* Begin Stored data *

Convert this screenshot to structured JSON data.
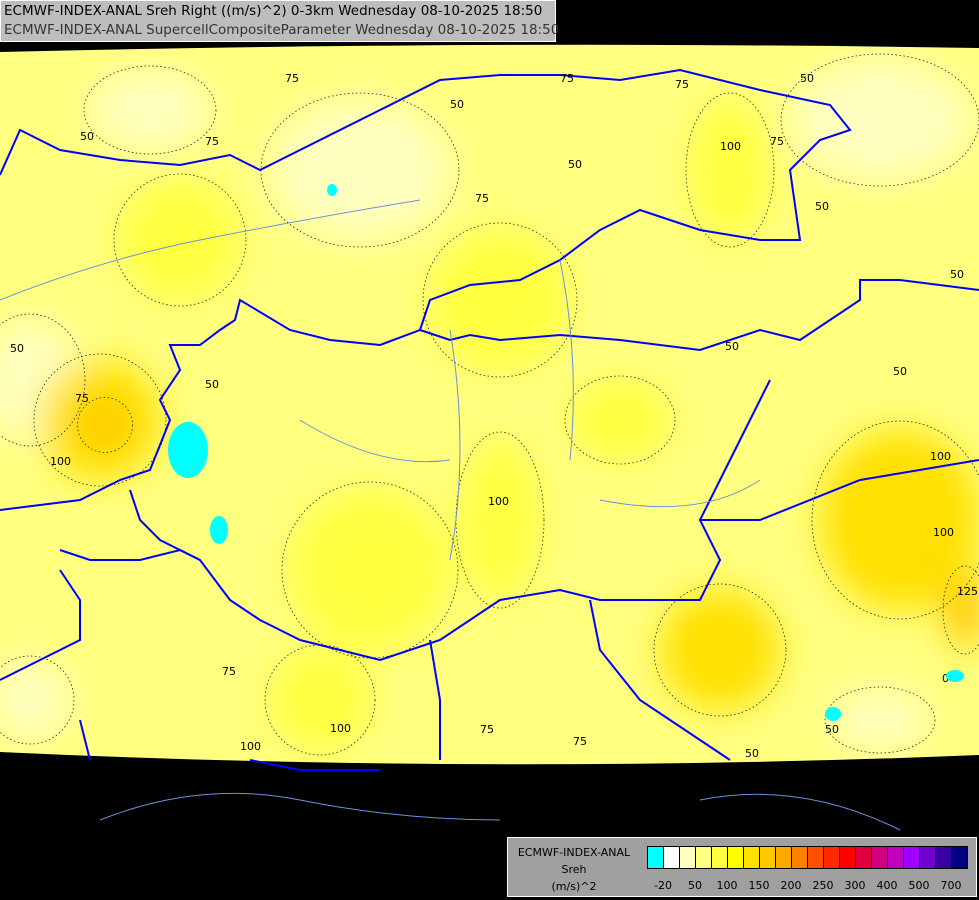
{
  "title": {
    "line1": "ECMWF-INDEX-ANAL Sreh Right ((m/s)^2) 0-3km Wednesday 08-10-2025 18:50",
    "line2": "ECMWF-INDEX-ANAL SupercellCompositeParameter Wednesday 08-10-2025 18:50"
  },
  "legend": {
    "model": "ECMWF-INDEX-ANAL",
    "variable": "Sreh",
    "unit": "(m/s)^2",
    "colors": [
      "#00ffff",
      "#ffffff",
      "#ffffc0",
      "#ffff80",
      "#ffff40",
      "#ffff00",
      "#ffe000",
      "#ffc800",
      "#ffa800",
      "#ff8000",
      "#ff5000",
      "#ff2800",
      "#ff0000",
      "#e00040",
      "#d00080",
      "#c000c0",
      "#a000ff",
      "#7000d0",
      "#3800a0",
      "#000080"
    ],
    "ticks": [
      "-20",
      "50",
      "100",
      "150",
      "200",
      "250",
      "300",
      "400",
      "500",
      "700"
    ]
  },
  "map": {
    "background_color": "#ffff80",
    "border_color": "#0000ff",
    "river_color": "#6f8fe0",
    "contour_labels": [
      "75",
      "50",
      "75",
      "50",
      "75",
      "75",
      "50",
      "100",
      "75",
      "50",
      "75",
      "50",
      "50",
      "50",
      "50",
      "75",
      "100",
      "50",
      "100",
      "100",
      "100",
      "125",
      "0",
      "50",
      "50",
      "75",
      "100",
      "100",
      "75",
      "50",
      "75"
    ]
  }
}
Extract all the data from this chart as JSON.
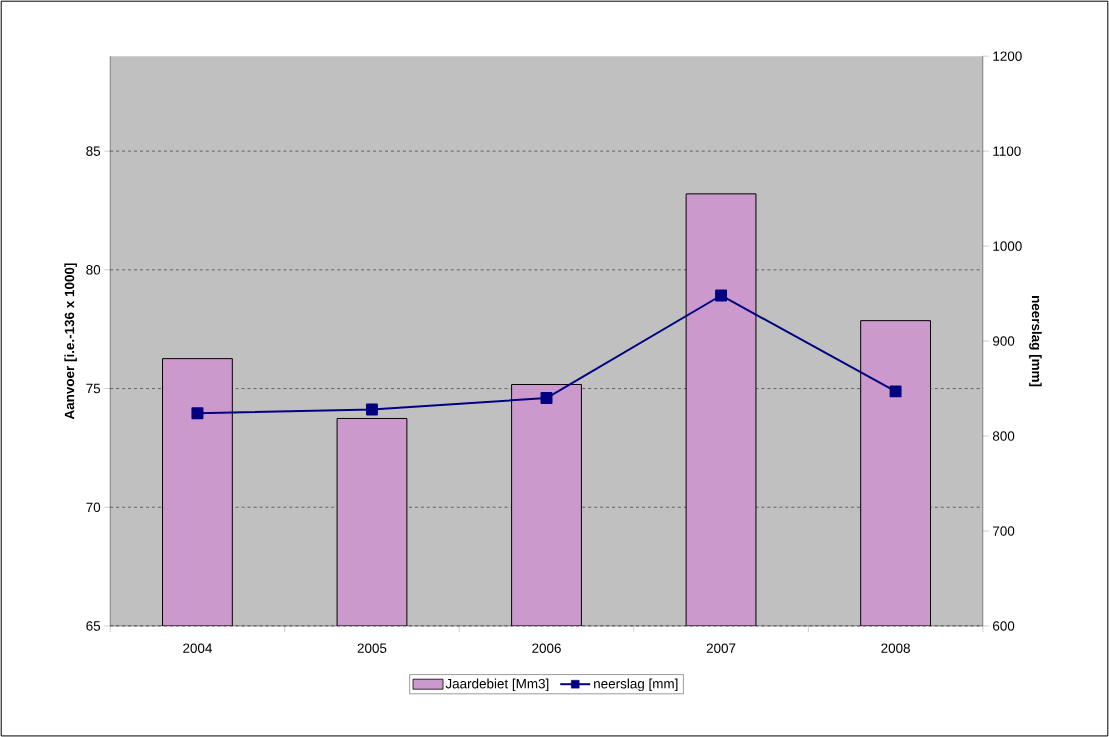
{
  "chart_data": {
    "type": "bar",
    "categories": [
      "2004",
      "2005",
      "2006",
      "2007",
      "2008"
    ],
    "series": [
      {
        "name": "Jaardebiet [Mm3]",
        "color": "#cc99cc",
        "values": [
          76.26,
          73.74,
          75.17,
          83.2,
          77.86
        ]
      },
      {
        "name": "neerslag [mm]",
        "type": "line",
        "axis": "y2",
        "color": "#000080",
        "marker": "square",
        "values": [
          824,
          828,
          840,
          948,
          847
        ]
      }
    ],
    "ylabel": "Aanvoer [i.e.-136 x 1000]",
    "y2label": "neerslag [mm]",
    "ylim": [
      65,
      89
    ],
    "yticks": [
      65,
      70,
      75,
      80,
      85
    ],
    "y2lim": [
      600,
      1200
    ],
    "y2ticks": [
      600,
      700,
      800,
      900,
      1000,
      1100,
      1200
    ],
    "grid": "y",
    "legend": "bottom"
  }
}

* End Stored data *

Given exercise →
How many of the lines above include the string "name"? Reply with the number by itself.

Worked solution →
2